-- TASK DIRECTIONS --
All records should be reproduced verbatim.

Records about charts and figures
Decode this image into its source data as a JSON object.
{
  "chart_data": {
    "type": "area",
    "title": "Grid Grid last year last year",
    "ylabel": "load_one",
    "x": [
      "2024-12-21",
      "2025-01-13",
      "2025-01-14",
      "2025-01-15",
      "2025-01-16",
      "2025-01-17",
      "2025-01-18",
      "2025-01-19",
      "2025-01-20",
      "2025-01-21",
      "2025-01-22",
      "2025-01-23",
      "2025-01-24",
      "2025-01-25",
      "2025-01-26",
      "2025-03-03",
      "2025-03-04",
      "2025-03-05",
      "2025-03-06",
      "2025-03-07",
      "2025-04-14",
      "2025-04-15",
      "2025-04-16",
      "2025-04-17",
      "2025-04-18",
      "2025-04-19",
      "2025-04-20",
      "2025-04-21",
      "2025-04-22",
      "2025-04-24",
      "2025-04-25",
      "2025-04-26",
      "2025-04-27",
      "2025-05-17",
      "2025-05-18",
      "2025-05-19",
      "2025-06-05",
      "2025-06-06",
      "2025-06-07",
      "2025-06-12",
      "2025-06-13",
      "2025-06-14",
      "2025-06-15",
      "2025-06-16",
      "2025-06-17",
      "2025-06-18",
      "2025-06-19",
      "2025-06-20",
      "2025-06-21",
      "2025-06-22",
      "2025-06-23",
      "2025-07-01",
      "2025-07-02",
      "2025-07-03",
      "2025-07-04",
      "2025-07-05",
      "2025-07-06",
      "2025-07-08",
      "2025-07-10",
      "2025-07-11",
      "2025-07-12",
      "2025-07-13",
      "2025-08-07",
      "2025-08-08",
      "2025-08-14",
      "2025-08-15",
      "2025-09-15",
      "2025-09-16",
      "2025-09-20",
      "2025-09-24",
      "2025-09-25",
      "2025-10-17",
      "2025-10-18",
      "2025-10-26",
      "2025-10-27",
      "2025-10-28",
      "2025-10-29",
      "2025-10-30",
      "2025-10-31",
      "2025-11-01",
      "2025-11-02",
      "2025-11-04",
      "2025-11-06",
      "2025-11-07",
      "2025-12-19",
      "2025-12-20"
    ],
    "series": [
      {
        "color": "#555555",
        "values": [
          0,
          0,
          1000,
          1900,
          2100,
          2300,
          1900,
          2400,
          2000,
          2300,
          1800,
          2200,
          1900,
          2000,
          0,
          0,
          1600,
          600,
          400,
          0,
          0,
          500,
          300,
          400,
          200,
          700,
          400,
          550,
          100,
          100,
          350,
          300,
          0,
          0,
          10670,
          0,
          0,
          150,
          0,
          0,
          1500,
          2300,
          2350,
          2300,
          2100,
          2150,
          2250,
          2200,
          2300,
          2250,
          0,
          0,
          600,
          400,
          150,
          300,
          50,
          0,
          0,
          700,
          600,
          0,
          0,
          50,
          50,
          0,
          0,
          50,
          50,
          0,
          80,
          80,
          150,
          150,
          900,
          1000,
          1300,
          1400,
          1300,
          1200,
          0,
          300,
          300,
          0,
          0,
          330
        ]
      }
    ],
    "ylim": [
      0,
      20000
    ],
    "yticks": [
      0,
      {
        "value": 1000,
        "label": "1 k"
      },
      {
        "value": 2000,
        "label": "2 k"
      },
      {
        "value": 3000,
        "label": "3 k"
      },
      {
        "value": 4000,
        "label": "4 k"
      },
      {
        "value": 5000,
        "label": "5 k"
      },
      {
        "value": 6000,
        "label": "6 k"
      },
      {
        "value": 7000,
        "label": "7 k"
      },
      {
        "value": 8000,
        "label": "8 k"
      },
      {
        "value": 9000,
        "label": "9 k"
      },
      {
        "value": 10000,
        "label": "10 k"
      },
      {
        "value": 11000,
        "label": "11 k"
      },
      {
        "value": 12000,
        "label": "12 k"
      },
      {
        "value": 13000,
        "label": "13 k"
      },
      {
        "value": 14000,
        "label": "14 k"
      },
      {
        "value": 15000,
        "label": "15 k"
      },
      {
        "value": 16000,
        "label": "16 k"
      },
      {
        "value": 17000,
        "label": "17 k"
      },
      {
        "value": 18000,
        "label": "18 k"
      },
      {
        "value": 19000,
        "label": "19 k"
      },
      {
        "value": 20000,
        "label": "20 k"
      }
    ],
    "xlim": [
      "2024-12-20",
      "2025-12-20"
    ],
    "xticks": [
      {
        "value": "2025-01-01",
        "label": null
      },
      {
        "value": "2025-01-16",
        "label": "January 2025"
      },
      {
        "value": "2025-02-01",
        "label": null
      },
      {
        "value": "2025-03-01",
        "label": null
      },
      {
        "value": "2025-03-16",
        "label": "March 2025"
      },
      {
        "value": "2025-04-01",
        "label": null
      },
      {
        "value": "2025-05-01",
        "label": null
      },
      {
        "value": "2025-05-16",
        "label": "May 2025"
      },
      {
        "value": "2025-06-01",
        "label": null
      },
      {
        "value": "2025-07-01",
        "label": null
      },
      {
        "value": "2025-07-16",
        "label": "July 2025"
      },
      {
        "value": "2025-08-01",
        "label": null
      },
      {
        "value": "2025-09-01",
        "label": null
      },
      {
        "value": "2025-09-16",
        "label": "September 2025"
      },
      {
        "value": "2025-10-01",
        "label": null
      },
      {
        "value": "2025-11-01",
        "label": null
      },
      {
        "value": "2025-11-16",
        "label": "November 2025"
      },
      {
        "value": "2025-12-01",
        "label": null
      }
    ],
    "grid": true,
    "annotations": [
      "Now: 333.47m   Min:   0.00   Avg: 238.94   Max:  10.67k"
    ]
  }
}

-- RESULT OF THE EXERCISE --
Decode this image into its source data as a JSON object.
{
  "chart_data": {
    "type": "area",
    "title": "Grid Grid last year last year",
    "ylabel": "load_one",
    "x": [
      "2024-12-21",
      "2025-01-13",
      "2025-01-14",
      "2025-01-15",
      "2025-01-16",
      "2025-01-17",
      "2025-01-18",
      "2025-01-19",
      "2025-01-20",
      "2025-01-21",
      "2025-01-22",
      "2025-01-23",
      "2025-01-24",
      "2025-01-25",
      "2025-01-26",
      "2025-03-03",
      "2025-03-04",
      "2025-03-05",
      "2025-03-06",
      "2025-03-07",
      "2025-04-14",
      "2025-04-15",
      "2025-04-16",
      "2025-04-17",
      "2025-04-18",
      "2025-04-19",
      "2025-04-20",
      "2025-04-21",
      "2025-04-22",
      "2025-04-24",
      "2025-04-25",
      "2025-04-26",
      "2025-04-27",
      "2025-05-17",
      "2025-05-18",
      "2025-05-19",
      "2025-06-05",
      "2025-06-06",
      "2025-06-07",
      "2025-06-12",
      "2025-06-13",
      "2025-06-14",
      "2025-06-15",
      "2025-06-16",
      "2025-06-17",
      "2025-06-18",
      "2025-06-19",
      "2025-06-20",
      "2025-06-21",
      "2025-06-22",
      "2025-06-23",
      "2025-07-01",
      "2025-07-02",
      "2025-07-03",
      "2025-07-04",
      "2025-07-05",
      "2025-07-06",
      "2025-07-08",
      "2025-07-10",
      "2025-07-11",
      "2025-07-12",
      "2025-07-13",
      "2025-08-07",
      "2025-08-08",
      "2025-08-14",
      "2025-08-15",
      "2025-09-15",
      "2025-09-16",
      "2025-09-20",
      "2025-09-24",
      "2025-09-25",
      "2025-10-17",
      "2025-10-18",
      "2025-10-26",
      "2025-10-27",
      "2025-10-28",
      "2025-10-29",
      "2025-10-30",
      "2025-10-31",
      "2025-11-01",
      "2025-11-02",
      "2025-11-04",
      "2025-11-06",
      "2025-11-07",
      "2025-12-19",
      "2025-12-20"
    ],
    "series": [
      {
        "color": "#555555",
        "values": [
          0,
          0,
          1000,
          1900,
          2100,
          2300,
          1900,
          2400,
          2000,
          2300,
          1800,
          2200,
          1900,
          2000,
          0,
          0,
          1600,
          600,
          400,
          0,
          0,
          500,
          300,
          400,
          200,
          700,
          400,
          550,
          100,
          100,
          350,
          300,
          0,
          0,
          10670,
          0,
          0,
          150,
          0,
          0,
          1500,
          2300,
          2350,
          2300,
          2100,
          2150,
          2250,
          2200,
          2300,
          2250,
          0,
          0,
          600,
          400,
          150,
          300,
          50,
          0,
          0,
          700,
          600,
          0,
          0,
          50,
          50,
          0,
          0,
          50,
          50,
          0,
          80,
          80,
          150,
          150,
          900,
          1000,
          1300,
          1400,
          1300,
          1200,
          0,
          300,
          300,
          0,
          0,
          330
        ]
      }
    ],
    "ylim": [
      0,
      20000
    ],
    "yticks": [
      0,
      {
        "value": 1000,
        "label": "1 k"
      },
      {
        "value": 2000,
        "label": "2 k"
      },
      {
        "value": 3000,
        "label": "3 k"
      },
      {
        "value": 4000,
        "label": "4 k"
      },
      {
        "value": 5000,
        "label": "5 k"
      },
      {
        "value": 6000,
        "label": "6 k"
      },
      {
        "value": 7000,
        "label": "7 k"
      },
      {
        "value": 8000,
        "label": "8 k"
      },
      {
        "value": 9000,
        "label": "9 k"
      },
      {
        "value": 10000,
        "label": "10 k"
      },
      {
        "value": 11000,
        "label": "11 k"
      },
      {
        "value": 12000,
        "label": "12 k"
      },
      {
        "value": 13000,
        "label": "13 k"
      },
      {
        "value": 14000,
        "label": "14 k"
      },
      {
        "value": 15000,
        "label": "15 k"
      },
      {
        "value": 16000,
        "label": "16 k"
      },
      {
        "value": 17000,
        "label": "17 k"
      },
      {
        "value": 18000,
        "label": "18 k"
      },
      {
        "value": 19000,
        "label": "19 k"
      },
      {
        "value": 20000,
        "label": "20 k"
      }
    ],
    "xlim": [
      "2024-12-20",
      "2025-12-20"
    ],
    "xticks": [
      {
        "value": "2025-01-01",
        "label": null
      },
      {
        "value": "2025-01-16",
        "label": "January 2025"
      },
      {
        "value": "2025-02-01",
        "label": null
      },
      {
        "value": "2025-03-01",
        "label": null
      },
      {
        "value": "2025-03-16",
        "label": "March 2025"
      },
      {
        "value": "2025-04-01",
        "label": null
      },
      {
        "value": "2025-05-01",
        "label": null
      },
      {
        "value": "2025-05-16",
        "label": "May 2025"
      },
      {
        "value": "2025-06-01",
        "label": null
      },
      {
        "value": "2025-07-01",
        "label": null
      },
      {
        "value": "2025-07-16",
        "label": "July 2025"
      },
      {
        "value": "2025-08-01",
        "label": null
      },
      {
        "value": "2025-09-01",
        "label": null
      },
      {
        "value": "2025-09-16",
        "label": "September 2025"
      },
      {
        "value": "2025-10-01",
        "label": null
      },
      {
        "value": "2025-11-01",
        "label": null
      },
      {
        "value": "2025-11-16",
        "label": "November 2025"
      },
      {
        "value": "2025-12-01",
        "label": null
      }
    ],
    "grid": true,
    "annotations": [
      "Now: 333.47m   Min:   0.00   Avg: 238.94   Max:  10.67k"
    ]
  }
}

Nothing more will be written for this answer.